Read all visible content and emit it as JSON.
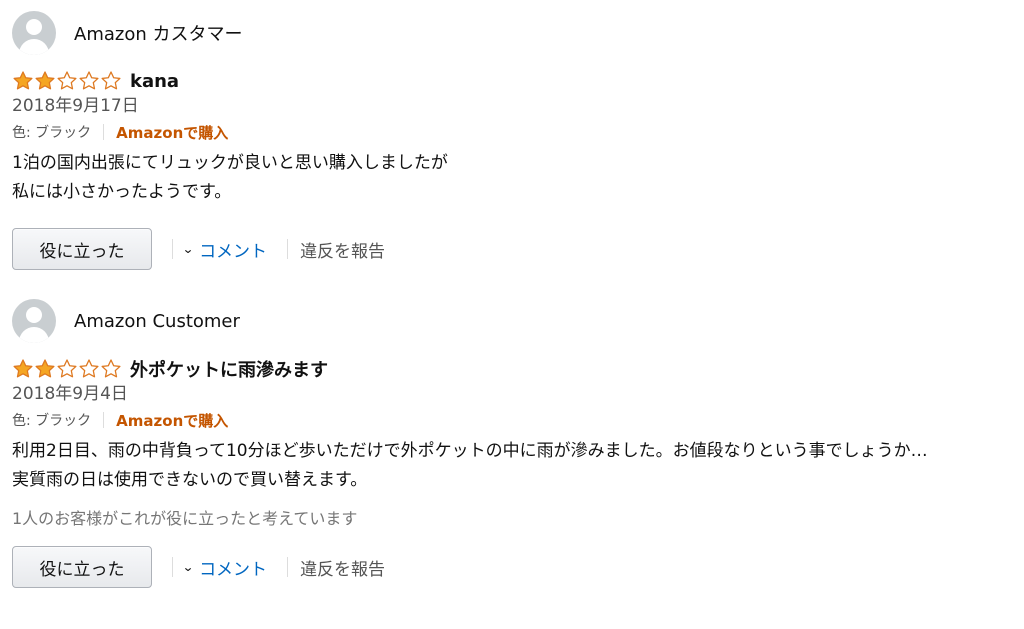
{
  "reviews": [
    {
      "reviewer": "Amazon カスタマー",
      "rating": 2,
      "max_rating": 5,
      "title": "kana",
      "date": "2018年9月17日",
      "variant": "色: ブラック",
      "verified": "Amazonで購入",
      "body_lines": [
        "1泊の国内出張にてリュックが良いと思い購入しましたが",
        "私には小さかったようです。"
      ],
      "helpful_count_text": "",
      "helpful_label": "役に立った",
      "comment_label": "コメント",
      "report_label": "違反を報告"
    },
    {
      "reviewer": "Amazon Customer",
      "rating": 2,
      "max_rating": 5,
      "title": "外ポケットに雨滲みます",
      "date": "2018年9月4日",
      "variant": "色: ブラック",
      "verified": "Amazonで購入",
      "body_lines": [
        "利用2日目、雨の中背負って10分ほど歩いただけで外ポケットの中に雨が滲みました。お値段なりという事でしょうか…",
        "実質雨の日は使用できないので買い替えます。"
      ],
      "helpful_count_text": "1人のお客様がこれが役に立ったと考えています",
      "helpful_label": "役に立った",
      "comment_label": "コメント",
      "report_label": "違反を報告"
    }
  ],
  "colors": {
    "star_fill": "#f5a623",
    "star_outline": "#de7921",
    "verified": "#c45500",
    "link": "#0066c0"
  },
  "icons": {
    "avatar": "default-avatar-icon",
    "star_filled": "star-filled-icon",
    "star_empty": "star-empty-icon",
    "chevron": "chevron-down-icon"
  }
}
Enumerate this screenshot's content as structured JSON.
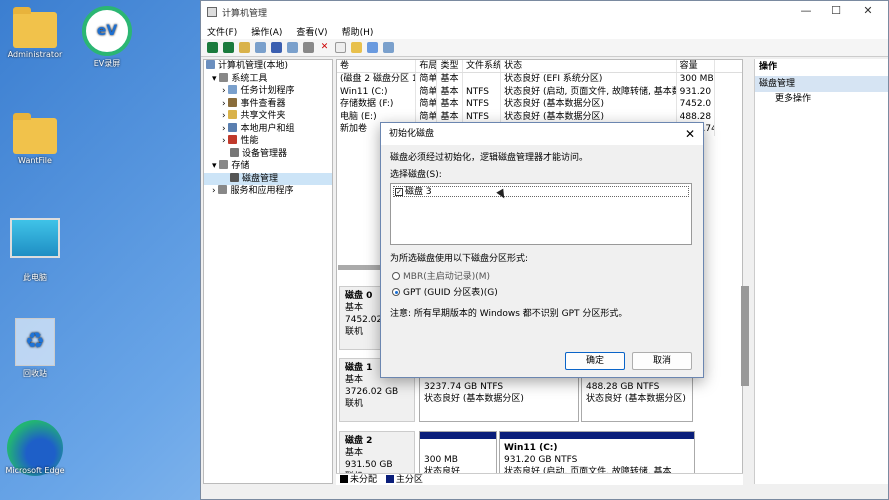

» **GIVEN PROBLEM**:
Quote the listing above in full, except for the pictures.

» **TASK RESULT**:
Read all visible content and emit it as JSON.
{
  "reviews": [
    {
      "reviewer": "Amazon カスタマー",
      "rating": 2,
      "max_rating": 5,
      "title": "kana",
      "date": "2018年9月17日",
      "variant": "色: ブラック",
      "verified": "Amazonで購入",
      "body_lines": [
        "1泊の国内出張にてリュックが良いと思い購入しましたが",
        "私には小さかったようです。"
      ],
      "helpful_count_text": "",
      "helpful_label": "役に立った",
      "comment_label": "コメント",
      "report_label": "違反を報告"
    },
    {
      "reviewer": "Amazon Customer",
      "rating": 2,
      "max_rating": 5,
      "title": "外ポケットに雨滲みます",
      "date": "2018年9月4日",
      "variant": "色: ブラック",
      "verified": "Amazonで購入",
      "body_lines": [
        "利用2日目、雨の中背負って10分ほど歩いただけで外ポケットの中に雨が滲みました。お値段なりという事でしょうか…",
        "実質雨の日は使用できないので買い替えます。"
      ],
      "helpful_count_text": "1人のお客様がこれが役に立ったと考えています",
      "helpful_label": "役に立った",
      "comment_label": "コメント",
      "report_label": "違反を報告"
    }
  ],
  "colors": {
    "star_fill": "#f5a623",
    "star_outline": "#de7921",
    "verified": "#c45500",
    "link": "#0066c0"
  },
  "icons": {
    "avatar": "default-avatar-icon",
    "star_filled": "star-filled-icon",
    "star_empty": "star-empty-icon",
    "chevron": "chevron-down-icon"
  }
}
Enumerate this screenshot's content as structured JSON.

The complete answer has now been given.